- **Written exercise**
What follows is a listing to be transcribed exactly.

Stored records start

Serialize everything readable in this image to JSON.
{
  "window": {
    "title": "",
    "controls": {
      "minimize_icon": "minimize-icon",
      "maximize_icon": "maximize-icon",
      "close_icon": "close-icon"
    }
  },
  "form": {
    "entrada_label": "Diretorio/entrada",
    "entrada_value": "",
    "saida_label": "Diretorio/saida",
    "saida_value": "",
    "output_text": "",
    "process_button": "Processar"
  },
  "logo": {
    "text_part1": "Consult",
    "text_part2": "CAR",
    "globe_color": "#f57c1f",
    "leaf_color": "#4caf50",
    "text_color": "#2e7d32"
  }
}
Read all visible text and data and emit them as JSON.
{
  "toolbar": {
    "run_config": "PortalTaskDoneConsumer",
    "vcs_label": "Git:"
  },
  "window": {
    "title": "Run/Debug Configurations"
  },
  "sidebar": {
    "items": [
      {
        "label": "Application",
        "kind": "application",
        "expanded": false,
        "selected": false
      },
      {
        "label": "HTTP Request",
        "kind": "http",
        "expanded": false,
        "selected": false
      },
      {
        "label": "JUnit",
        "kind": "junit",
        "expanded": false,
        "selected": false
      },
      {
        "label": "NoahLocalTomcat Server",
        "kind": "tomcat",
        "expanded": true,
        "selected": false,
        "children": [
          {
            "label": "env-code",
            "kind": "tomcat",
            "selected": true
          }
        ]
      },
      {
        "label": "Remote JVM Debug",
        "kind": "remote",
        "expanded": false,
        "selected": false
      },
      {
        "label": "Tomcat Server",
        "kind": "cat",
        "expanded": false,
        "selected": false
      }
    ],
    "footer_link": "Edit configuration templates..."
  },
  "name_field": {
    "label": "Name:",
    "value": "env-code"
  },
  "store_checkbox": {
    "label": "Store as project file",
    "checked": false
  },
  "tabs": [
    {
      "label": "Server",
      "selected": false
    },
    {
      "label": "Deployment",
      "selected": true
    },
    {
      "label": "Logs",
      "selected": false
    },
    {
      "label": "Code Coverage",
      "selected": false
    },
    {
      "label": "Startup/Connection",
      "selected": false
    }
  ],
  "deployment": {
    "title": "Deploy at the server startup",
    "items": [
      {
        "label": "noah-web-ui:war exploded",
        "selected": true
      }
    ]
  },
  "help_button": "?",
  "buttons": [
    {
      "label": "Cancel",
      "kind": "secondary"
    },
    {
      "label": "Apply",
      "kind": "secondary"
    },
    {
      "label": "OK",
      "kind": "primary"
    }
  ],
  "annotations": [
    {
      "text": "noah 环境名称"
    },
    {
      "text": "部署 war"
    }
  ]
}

Stored records end

- **Full output**
Serialize everything readable in this image to JSON.
{
  "window": {
    "title": "",
    "controls": {
      "minimize_icon": "minimize-icon",
      "maximize_icon": "maximize-icon",
      "close_icon": "close-icon"
    }
  },
  "form": {
    "entrada_label": "Diretorio/entrada",
    "entrada_value": "",
    "saida_label": "Diretorio/saida",
    "saida_value": "",
    "output_text": "",
    "process_button": "Processar"
  },
  "logo": {
    "text_part1": "Consult",
    "text_part2": "CAR",
    "globe_color": "#f57c1f",
    "leaf_color": "#4caf50",
    "text_color": "#2e7d32"
  }
}
Read all visible text and data and emit them as JSON.
{
  "toolbar": {
    "run_config": "PortalTaskDoneConsumer",
    "vcs_label": "Git:"
  },
  "window": {
    "title": "Run/Debug Configurations"
  },
  "sidebar": {
    "items": [
      {
        "label": "Application",
        "kind": "application",
        "expanded": false,
        "selected": false
      },
      {
        "label": "HTTP Request",
        "kind": "http",
        "expanded": false,
        "selected": false
      },
      {
        "label": "JUnit",
        "kind": "junit",
        "expanded": false,
        "selected": false
      },
      {
        "label": "NoahLocalTomcat Server",
        "kind": "tomcat",
        "expanded": true,
        "selected": false,
        "children": [
          {
            "label": "env-code",
            "kind": "tomcat",
            "selected": true
          }
        ]
      },
      {
        "label": "Remote JVM Debug",
        "kind": "remote",
        "expanded": false,
        "selected": false
      },
      {
        "label": "Tomcat Server",
        "kind": "cat",
        "expanded": false,
        "selected": false
      }
    ],
    "footer_link": "Edit configuration templates..."
  },
  "name_field": {
    "label": "Name:",
    "value": "env-code"
  },
  "store_checkbox": {
    "label": "Store as project file",
    "checked": false
  },
  "tabs": [
    {
      "label": "Server",
      "selected": false
    },
    {
      "label": "Deployment",
      "selected": true
    },
    {
      "label": "Logs",
      "selected": false
    },
    {
      "label": "Code Coverage",
      "selected": false
    },
    {
      "label": "Startup/Connection",
      "selected": false
    }
  ],
  "deployment": {
    "title": "Deploy at the server startup",
    "items": [
      {
        "label": "noah-web-ui:war exploded",
        "selected": true
      }
    ]
  },
  "help_button": "?",
  "buttons": [
    {
      "label": "Cancel",
      "kind": "secondary"
    },
    {
      "label": "Apply",
      "kind": "secondary"
    },
    {
      "label": "OK",
      "kind": "primary"
    }
  ],
  "annotations": [
    {
      "text": "noah 环境名称"
    },
    {
      "text": "部署 war"
    }
  ]
}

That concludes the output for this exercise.